**Task requirements**: Output every line of the entries from the line containing "Decode this image" through the last, exactly, with no other content.

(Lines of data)
——————————
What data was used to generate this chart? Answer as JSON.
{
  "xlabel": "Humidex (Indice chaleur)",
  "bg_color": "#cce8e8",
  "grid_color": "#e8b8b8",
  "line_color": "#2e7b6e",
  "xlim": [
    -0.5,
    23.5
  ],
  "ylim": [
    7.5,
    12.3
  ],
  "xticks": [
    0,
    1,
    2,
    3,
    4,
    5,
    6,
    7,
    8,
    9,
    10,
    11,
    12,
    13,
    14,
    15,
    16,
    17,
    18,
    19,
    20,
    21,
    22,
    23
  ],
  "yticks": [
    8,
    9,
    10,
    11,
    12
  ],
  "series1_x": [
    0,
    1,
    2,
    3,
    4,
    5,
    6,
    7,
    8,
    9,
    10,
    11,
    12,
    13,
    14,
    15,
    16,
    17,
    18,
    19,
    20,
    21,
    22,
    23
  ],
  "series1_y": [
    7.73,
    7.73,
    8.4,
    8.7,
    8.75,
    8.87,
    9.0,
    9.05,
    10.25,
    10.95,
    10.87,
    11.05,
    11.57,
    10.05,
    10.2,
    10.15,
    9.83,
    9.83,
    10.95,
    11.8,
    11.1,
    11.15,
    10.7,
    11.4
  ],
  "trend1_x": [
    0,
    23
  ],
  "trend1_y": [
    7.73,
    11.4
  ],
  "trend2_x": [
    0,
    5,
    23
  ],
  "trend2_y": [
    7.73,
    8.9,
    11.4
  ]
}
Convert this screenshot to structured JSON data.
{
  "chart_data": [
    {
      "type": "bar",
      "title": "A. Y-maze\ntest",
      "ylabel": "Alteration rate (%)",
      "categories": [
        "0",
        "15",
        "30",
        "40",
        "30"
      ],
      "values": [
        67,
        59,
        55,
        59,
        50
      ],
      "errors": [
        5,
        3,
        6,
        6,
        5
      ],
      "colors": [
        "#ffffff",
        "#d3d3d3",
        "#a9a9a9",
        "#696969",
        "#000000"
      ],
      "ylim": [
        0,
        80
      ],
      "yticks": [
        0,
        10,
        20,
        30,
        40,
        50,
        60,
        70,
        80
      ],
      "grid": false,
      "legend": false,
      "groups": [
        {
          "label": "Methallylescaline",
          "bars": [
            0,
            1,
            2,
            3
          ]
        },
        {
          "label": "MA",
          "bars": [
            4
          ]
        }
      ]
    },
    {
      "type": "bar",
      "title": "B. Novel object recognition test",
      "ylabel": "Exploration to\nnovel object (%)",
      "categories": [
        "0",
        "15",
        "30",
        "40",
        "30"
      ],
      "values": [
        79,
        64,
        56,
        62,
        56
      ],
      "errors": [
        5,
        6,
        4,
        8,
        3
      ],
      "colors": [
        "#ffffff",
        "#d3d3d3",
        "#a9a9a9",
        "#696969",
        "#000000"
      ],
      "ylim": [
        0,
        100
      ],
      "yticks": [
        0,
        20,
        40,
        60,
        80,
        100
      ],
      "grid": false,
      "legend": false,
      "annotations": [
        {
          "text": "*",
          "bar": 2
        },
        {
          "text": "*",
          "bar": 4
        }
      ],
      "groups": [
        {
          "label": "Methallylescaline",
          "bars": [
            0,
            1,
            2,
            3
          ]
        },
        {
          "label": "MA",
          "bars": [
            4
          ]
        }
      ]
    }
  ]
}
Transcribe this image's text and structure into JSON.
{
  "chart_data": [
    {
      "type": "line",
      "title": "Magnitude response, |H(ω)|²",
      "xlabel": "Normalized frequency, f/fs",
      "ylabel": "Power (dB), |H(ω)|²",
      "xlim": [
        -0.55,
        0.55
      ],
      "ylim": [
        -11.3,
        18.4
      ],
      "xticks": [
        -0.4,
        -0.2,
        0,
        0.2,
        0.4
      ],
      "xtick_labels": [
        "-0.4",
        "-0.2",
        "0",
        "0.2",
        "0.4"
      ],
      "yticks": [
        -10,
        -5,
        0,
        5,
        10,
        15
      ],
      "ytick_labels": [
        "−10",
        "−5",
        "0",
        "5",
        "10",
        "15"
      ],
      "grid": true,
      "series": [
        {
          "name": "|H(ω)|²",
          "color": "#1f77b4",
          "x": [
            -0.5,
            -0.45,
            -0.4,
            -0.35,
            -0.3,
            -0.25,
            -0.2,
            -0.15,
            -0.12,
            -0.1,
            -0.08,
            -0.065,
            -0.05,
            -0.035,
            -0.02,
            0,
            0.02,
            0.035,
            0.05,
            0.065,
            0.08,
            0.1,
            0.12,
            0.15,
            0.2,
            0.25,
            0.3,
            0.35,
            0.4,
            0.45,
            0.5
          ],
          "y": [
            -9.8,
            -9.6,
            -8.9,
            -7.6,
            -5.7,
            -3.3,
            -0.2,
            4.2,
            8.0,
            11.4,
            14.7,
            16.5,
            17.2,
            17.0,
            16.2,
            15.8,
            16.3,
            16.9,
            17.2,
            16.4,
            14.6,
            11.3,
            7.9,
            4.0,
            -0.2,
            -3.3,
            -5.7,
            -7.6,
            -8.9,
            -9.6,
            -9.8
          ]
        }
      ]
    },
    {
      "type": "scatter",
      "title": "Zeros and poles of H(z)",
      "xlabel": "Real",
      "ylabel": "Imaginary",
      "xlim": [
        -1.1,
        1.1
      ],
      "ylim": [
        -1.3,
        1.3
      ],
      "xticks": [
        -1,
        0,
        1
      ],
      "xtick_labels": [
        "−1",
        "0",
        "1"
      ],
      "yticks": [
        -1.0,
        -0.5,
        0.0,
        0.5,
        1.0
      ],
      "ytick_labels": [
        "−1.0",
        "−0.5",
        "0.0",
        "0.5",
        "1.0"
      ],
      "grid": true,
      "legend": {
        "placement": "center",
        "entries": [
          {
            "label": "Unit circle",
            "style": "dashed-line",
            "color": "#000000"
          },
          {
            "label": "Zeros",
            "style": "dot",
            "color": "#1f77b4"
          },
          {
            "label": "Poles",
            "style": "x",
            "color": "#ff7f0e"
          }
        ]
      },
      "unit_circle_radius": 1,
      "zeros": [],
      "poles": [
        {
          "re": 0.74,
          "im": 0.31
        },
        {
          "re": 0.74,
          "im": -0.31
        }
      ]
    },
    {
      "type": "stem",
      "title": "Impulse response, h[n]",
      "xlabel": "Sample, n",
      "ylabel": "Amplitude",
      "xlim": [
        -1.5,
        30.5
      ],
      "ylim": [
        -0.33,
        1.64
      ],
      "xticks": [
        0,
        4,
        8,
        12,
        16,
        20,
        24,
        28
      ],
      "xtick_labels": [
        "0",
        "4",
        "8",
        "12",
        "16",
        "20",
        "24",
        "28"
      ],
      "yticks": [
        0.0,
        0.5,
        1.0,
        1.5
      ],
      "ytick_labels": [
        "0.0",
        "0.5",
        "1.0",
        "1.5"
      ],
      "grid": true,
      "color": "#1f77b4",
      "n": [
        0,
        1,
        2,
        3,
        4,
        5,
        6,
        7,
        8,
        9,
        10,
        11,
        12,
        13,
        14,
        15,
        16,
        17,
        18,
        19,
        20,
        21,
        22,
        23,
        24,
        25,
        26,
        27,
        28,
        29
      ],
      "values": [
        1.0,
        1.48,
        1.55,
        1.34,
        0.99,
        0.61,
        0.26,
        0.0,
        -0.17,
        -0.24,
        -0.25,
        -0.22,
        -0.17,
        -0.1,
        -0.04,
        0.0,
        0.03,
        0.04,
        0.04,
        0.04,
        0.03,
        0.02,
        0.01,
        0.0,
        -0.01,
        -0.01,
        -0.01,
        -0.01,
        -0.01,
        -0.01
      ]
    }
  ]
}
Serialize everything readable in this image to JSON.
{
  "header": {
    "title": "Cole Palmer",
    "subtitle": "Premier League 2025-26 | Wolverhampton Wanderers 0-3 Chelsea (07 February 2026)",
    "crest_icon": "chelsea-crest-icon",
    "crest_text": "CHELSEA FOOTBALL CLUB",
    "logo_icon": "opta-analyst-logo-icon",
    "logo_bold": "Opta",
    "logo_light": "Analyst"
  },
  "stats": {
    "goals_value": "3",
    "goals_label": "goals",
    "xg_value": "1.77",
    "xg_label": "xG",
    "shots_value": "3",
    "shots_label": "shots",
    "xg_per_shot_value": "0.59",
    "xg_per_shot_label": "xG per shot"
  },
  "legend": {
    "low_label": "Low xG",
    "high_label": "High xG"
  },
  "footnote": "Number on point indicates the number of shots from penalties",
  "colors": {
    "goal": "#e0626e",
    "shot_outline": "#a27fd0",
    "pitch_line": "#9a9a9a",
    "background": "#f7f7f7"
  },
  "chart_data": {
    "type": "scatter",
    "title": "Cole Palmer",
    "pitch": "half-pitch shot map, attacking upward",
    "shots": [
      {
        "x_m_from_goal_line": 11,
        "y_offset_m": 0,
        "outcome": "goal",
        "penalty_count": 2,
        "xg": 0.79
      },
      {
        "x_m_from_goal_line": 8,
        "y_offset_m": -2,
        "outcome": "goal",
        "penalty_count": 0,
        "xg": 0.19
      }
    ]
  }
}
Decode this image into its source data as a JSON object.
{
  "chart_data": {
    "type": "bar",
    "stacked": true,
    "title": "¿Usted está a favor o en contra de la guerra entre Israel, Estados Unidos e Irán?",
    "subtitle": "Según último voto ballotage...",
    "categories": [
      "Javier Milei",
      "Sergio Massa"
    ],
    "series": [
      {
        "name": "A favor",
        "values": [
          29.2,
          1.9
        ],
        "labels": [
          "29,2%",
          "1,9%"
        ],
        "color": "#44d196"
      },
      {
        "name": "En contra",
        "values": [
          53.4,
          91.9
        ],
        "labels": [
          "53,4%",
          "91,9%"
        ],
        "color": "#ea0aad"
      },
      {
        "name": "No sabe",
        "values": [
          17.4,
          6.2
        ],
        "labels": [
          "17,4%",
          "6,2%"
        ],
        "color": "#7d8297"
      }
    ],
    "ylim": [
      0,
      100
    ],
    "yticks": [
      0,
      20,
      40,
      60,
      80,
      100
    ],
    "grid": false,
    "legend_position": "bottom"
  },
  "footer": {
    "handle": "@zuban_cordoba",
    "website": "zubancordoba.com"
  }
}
——————————
**The response**:
Decode this image into its source data as a JSON object.
{
  "chart_data": {
    "type": "bar",
    "stacked": true,
    "title": "¿Usted está a favor o en contra de la guerra entre Israel, Estados Unidos e Irán?",
    "subtitle": "Según último voto ballotage...",
    "categories": [
      "Javier Milei",
      "Sergio Massa"
    ],
    "series": [
      {
        "name": "A favor",
        "values": [
          29.2,
          1.9
        ],
        "labels": [
          "29,2%",
          "1,9%"
        ],
        "color": "#44d196"
      },
      {
        "name": "En contra",
        "values": [
          53.4,
          91.9
        ],
        "labels": [
          "53,4%",
          "91,9%"
        ],
        "color": "#ea0aad"
      },
      {
        "name": "No sabe",
        "values": [
          17.4,
          6.2
        ],
        "labels": [
          "17,4%",
          "6,2%"
        ],
        "color": "#7d8297"
      }
    ],
    "ylim": [
      0,
      100
    ],
    "yticks": [
      0,
      20,
      40,
      60,
      80,
      100
    ],
    "grid": false,
    "legend_position": "bottom"
  },
  "footer": {
    "handle": "@zuban_cordoba",
    "website": "zubancordoba.com"
  }
}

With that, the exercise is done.